──────── Data records
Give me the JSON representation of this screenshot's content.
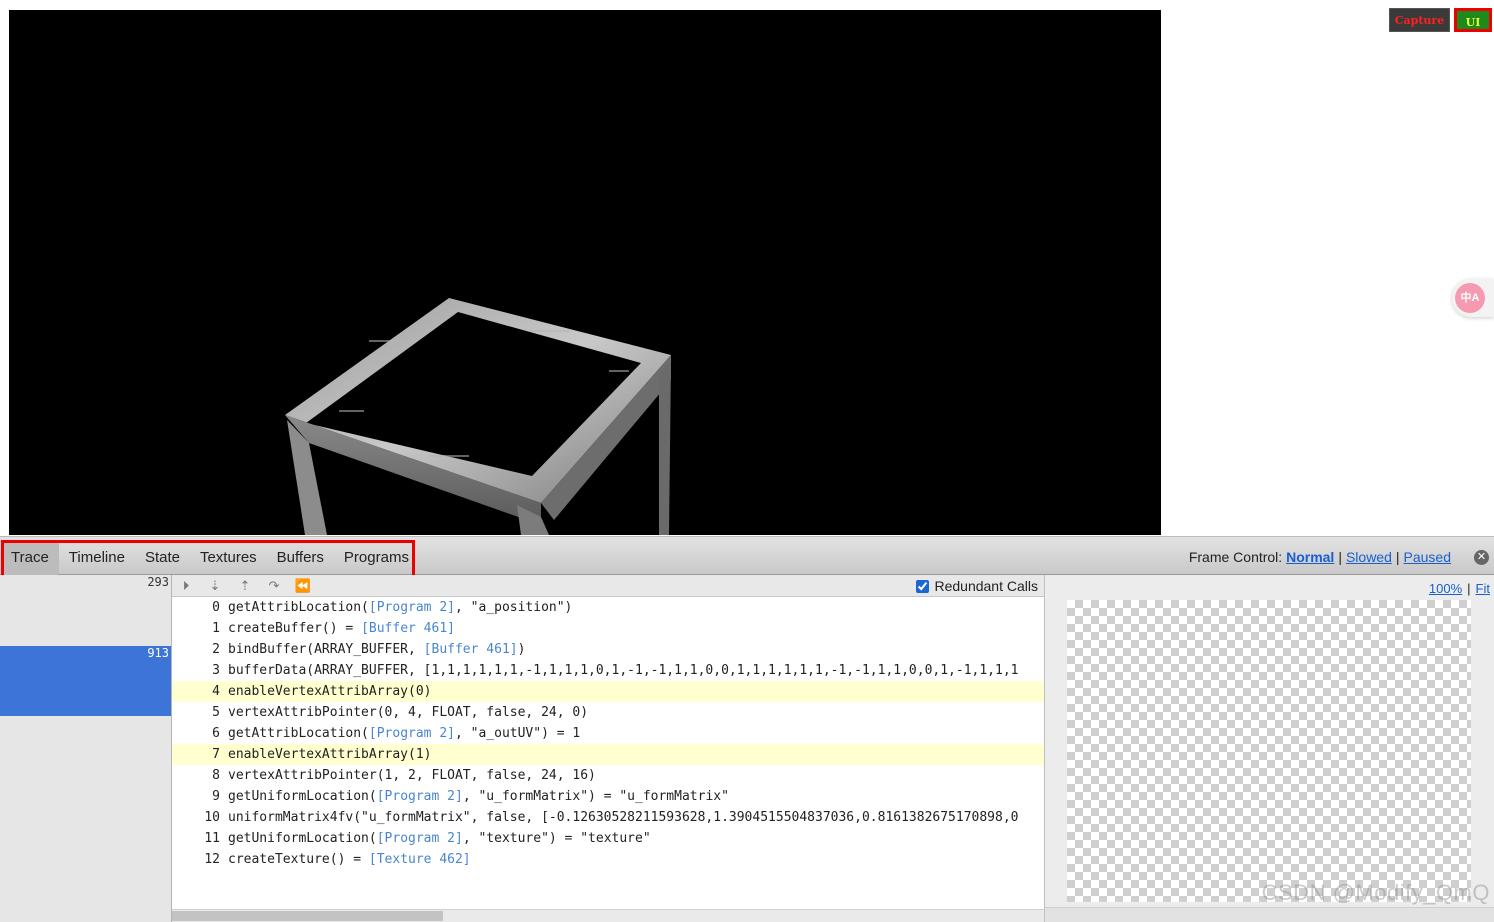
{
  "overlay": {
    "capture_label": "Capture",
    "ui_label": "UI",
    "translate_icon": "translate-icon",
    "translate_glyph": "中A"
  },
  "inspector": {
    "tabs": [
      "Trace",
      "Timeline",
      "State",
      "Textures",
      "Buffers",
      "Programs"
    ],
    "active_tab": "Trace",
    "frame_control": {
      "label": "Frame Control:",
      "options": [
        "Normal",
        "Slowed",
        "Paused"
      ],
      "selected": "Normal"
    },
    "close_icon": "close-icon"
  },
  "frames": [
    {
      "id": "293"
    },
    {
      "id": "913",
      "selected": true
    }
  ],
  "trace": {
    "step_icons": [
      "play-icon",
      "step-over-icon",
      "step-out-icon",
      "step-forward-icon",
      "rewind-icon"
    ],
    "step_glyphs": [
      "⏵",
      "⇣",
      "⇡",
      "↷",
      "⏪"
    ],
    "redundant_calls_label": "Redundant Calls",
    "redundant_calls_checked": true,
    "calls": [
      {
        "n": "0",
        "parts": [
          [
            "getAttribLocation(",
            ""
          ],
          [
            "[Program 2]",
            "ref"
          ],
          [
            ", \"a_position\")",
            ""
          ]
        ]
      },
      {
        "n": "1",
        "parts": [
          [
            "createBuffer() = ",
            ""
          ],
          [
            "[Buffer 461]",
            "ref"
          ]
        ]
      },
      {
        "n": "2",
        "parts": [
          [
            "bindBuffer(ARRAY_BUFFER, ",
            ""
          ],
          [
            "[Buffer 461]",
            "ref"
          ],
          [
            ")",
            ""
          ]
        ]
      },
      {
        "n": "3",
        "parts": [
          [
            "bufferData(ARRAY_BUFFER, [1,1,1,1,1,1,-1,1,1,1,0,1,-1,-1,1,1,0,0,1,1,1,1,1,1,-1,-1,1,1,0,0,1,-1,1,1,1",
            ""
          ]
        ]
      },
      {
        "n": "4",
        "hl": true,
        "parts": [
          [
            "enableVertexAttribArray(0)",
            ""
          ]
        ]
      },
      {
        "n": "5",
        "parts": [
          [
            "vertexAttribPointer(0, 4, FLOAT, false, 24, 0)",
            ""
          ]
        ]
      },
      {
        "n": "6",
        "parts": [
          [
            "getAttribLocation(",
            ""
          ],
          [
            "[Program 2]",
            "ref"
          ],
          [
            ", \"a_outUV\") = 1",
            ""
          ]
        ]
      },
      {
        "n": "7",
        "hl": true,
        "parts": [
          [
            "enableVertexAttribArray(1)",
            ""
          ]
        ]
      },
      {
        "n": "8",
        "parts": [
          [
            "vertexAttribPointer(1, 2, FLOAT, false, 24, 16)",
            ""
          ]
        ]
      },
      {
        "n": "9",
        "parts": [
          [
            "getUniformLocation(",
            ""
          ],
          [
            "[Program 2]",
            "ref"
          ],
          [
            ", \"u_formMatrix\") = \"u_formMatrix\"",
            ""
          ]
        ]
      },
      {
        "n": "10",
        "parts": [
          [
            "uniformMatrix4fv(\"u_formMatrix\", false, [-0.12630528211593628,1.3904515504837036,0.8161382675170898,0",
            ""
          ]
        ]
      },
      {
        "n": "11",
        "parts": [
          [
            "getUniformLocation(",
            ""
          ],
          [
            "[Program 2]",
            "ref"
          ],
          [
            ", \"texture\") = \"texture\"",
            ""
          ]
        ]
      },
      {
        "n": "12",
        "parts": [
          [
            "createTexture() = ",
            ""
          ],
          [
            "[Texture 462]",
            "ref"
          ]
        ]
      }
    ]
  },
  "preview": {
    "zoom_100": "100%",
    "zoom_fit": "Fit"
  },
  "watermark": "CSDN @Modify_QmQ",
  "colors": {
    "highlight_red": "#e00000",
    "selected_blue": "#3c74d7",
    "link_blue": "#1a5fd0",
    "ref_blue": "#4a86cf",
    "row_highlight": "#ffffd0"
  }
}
────────────────
What is being asked: Each line that holds the string "true" counts once; give the total and nothing else.

Reply: 4